- _Excerpt from a dataset_
§

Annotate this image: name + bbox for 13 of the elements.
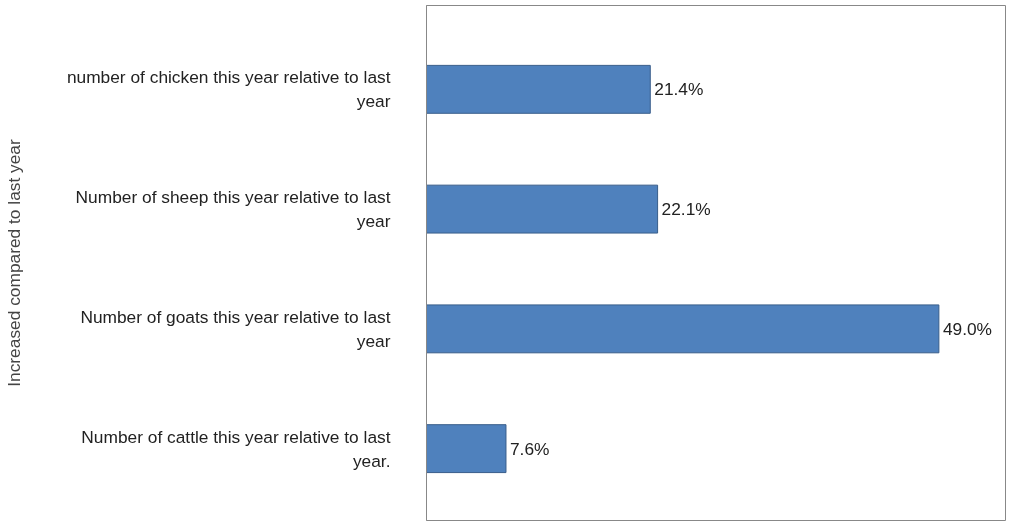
data-label: 21.4% — [654, 79, 704, 100]
data-label: 49.0% — [942, 318, 993, 339]
bar — [426, 184, 659, 234]
y-tick-label: number of chicken this year relative to last year — [66, 67, 391, 112]
bar — [426, 304, 940, 354]
y-tick-label: Number of cattle this year relative to last year. — [81, 426, 391, 471]
bar — [426, 424, 507, 474]
data-label: 22.1% — [661, 199, 711, 220]
y-tick-label: Number of sheep this year relative to last year — [75, 187, 391, 232]
bar — [426, 64, 651, 114]
y-axis-title: Increased compared to last year — [3, 139, 24, 387]
data-label: 7.6% — [509, 438, 550, 459]
y-tick-label: Number of goats this year relative to last year — [80, 306, 391, 351]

§

- _Written task_
Please repeat every line of the listing above word for word, leaving out the pictures.

- _Reply_
Annotate this image: name + bbox for 13 of the elements.
data-label: 21.4% — [654, 79, 704, 100]
data-label: 49.0% — [942, 318, 993, 339]
bar — [426, 184, 659, 234]
y-tick-label: number of chicken this year relative to last year — [66, 67, 391, 112]
bar — [426, 304, 940, 354]
y-tick-label: Number of cattle this year relative to last year. — [81, 426, 391, 471]
bar — [426, 424, 507, 474]
data-label: 22.1% — [661, 199, 711, 220]
y-tick-label: Number of sheep this year relative to last year — [75, 187, 391, 232]
bar — [426, 64, 651, 114]
y-axis-title: Increased compared to last year — [3, 139, 24, 387]
data-label: 7.6% — [509, 438, 550, 459]
y-tick-label: Number of goats this year relative to last year — [80, 306, 391, 351]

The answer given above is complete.